WHAT THIS TASK INVOLVES
Copy all records verbatim.
━━━━━━━━━━━━━━━━━━━━━━━━━━━━━━
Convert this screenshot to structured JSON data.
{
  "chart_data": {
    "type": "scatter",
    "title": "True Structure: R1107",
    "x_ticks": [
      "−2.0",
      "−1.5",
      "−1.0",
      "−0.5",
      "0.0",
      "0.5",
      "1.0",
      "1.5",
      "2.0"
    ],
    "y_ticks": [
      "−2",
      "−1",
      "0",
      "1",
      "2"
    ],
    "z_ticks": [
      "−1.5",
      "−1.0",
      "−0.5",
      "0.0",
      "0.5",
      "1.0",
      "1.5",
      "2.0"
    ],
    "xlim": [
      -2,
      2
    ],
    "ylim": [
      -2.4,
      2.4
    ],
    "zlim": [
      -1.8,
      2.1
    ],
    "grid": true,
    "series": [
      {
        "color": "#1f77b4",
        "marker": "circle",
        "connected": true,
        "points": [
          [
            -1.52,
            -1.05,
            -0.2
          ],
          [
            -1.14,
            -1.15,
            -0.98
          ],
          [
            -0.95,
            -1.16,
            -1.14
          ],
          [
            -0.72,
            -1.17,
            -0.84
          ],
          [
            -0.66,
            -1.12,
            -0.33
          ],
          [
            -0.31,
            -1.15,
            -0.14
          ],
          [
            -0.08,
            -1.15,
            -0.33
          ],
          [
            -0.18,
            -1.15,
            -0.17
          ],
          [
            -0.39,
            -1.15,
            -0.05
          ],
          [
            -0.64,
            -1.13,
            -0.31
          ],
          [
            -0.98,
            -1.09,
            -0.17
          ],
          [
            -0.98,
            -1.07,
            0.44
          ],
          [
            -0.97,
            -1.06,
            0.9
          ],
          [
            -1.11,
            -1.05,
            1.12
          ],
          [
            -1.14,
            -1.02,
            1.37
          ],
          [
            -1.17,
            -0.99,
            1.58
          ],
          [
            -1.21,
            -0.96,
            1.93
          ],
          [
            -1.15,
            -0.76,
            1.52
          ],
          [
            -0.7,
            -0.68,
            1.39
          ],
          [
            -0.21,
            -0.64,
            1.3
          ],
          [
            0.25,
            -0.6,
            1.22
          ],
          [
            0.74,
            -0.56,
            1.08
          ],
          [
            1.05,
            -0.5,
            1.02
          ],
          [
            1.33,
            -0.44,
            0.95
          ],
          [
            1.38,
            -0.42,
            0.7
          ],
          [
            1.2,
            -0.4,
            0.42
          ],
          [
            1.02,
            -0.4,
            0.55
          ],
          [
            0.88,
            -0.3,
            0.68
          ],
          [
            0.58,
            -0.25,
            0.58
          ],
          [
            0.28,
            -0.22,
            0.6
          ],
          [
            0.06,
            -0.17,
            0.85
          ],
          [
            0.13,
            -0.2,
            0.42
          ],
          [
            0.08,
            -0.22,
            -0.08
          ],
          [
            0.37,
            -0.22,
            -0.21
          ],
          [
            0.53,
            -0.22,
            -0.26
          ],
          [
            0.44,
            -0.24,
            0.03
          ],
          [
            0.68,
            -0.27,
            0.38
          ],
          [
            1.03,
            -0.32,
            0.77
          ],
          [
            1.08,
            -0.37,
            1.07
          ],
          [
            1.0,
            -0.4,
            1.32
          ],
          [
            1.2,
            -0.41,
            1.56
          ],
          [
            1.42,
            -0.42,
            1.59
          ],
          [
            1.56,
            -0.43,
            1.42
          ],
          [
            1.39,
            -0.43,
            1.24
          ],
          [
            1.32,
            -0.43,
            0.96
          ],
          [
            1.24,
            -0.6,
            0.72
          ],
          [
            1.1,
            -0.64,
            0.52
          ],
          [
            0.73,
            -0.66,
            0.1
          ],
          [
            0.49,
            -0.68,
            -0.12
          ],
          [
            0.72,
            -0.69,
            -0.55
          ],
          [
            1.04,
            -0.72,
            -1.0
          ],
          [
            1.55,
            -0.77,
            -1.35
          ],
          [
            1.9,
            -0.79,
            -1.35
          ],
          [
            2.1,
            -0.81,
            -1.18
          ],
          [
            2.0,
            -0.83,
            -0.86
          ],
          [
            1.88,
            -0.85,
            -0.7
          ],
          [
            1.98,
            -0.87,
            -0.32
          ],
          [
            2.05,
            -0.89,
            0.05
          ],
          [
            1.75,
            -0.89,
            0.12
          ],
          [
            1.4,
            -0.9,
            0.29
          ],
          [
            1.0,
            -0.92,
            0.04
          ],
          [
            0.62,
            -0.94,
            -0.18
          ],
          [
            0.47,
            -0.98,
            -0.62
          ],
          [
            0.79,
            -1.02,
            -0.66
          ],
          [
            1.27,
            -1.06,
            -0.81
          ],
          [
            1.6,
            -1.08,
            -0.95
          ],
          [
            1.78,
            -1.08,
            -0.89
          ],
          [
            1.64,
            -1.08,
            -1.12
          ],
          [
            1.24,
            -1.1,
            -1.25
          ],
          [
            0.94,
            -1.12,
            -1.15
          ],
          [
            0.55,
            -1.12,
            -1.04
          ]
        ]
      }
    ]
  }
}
━━━━━━━━━━━━━━━━━━━━━━━━━━━━━━
EXERCISE RESPONSE
Convert this screenshot to structured JSON data.
{
  "chart_data": {
    "type": "scatter",
    "title": "True Structure: R1107",
    "x_ticks": [
      "−2.0",
      "−1.5",
      "−1.0",
      "−0.5",
      "0.0",
      "0.5",
      "1.0",
      "1.5",
      "2.0"
    ],
    "y_ticks": [
      "−2",
      "−1",
      "0",
      "1",
      "2"
    ],
    "z_ticks": [
      "−1.5",
      "−1.0",
      "−0.5",
      "0.0",
      "0.5",
      "1.0",
      "1.5",
      "2.0"
    ],
    "xlim": [
      -2,
      2
    ],
    "ylim": [
      -2.4,
      2.4
    ],
    "zlim": [
      -1.8,
      2.1
    ],
    "grid": true,
    "series": [
      {
        "color": "#1f77b4",
        "marker": "circle",
        "connected": true,
        "points": [
          [
            -1.52,
            -1.05,
            -0.2
          ],
          [
            -1.14,
            -1.15,
            -0.98
          ],
          [
            -0.95,
            -1.16,
            -1.14
          ],
          [
            -0.72,
            -1.17,
            -0.84
          ],
          [
            -0.66,
            -1.12,
            -0.33
          ],
          [
            -0.31,
            -1.15,
            -0.14
          ],
          [
            -0.08,
            -1.15,
            -0.33
          ],
          [
            -0.18,
            -1.15,
            -0.17
          ],
          [
            -0.39,
            -1.15,
            -0.05
          ],
          [
            -0.64,
            -1.13,
            -0.31
          ],
          [
            -0.98,
            -1.09,
            -0.17
          ],
          [
            -0.98,
            -1.07,
            0.44
          ],
          [
            -0.97,
            -1.06,
            0.9
          ],
          [
            -1.11,
            -1.05,
            1.12
          ],
          [
            -1.14,
            -1.02,
            1.37
          ],
          [
            -1.17,
            -0.99,
            1.58
          ],
          [
            -1.21,
            -0.96,
            1.93
          ],
          [
            -1.15,
            -0.76,
            1.52
          ],
          [
            -0.7,
            -0.68,
            1.39
          ],
          [
            -0.21,
            -0.64,
            1.3
          ],
          [
            0.25,
            -0.6,
            1.22
          ],
          [
            0.74,
            -0.56,
            1.08
          ],
          [
            1.05,
            -0.5,
            1.02
          ],
          [
            1.33,
            -0.44,
            0.95
          ],
          [
            1.38,
            -0.42,
            0.7
          ],
          [
            1.2,
            -0.4,
            0.42
          ],
          [
            1.02,
            -0.4,
            0.55
          ],
          [
            0.88,
            -0.3,
            0.68
          ],
          [
            0.58,
            -0.25,
            0.58
          ],
          [
            0.28,
            -0.22,
            0.6
          ],
          [
            0.06,
            -0.17,
            0.85
          ],
          [
            0.13,
            -0.2,
            0.42
          ],
          [
            0.08,
            -0.22,
            -0.08
          ],
          [
            0.37,
            -0.22,
            -0.21
          ],
          [
            0.53,
            -0.22,
            -0.26
          ],
          [
            0.44,
            -0.24,
            0.03
          ],
          [
            0.68,
            -0.27,
            0.38
          ],
          [
            1.03,
            -0.32,
            0.77
          ],
          [
            1.08,
            -0.37,
            1.07
          ],
          [
            1.0,
            -0.4,
            1.32
          ],
          [
            1.2,
            -0.41,
            1.56
          ],
          [
            1.42,
            -0.42,
            1.59
          ],
          [
            1.56,
            -0.43,
            1.42
          ],
          [
            1.39,
            -0.43,
            1.24
          ],
          [
            1.32,
            -0.43,
            0.96
          ],
          [
            1.24,
            -0.6,
            0.72
          ],
          [
            1.1,
            -0.64,
            0.52
          ],
          [
            0.73,
            -0.66,
            0.1
          ],
          [
            0.49,
            -0.68,
            -0.12
          ],
          [
            0.72,
            -0.69,
            -0.55
          ],
          [
            1.04,
            -0.72,
            -1.0
          ],
          [
            1.55,
            -0.77,
            -1.35
          ],
          [
            1.9,
            -0.79,
            -1.35
          ],
          [
            2.1,
            -0.81,
            -1.18
          ],
          [
            2.0,
            -0.83,
            -0.86
          ],
          [
            1.88,
            -0.85,
            -0.7
          ],
          [
            1.98,
            -0.87,
            -0.32
          ],
          [
            2.05,
            -0.89,
            0.05
          ],
          [
            1.75,
            -0.89,
            0.12
          ],
          [
            1.4,
            -0.9,
            0.29
          ],
          [
            1.0,
            -0.92,
            0.04
          ],
          [
            0.62,
            -0.94,
            -0.18
          ],
          [
            0.47,
            -0.98,
            -0.62
          ],
          [
            0.79,
            -1.02,
            -0.66
          ],
          [
            1.27,
            -1.06,
            -0.81
          ],
          [
            1.6,
            -1.08,
            -0.95
          ],
          [
            1.78,
            -1.08,
            -0.89
          ],
          [
            1.64,
            -1.08,
            -1.12
          ],
          [
            1.24,
            -1.1,
            -1.25
          ],
          [
            0.94,
            -1.12,
            -1.15
          ],
          [
            0.55,
            -1.12,
            -1.04
          ]
        ]
      }
    ]
  }
}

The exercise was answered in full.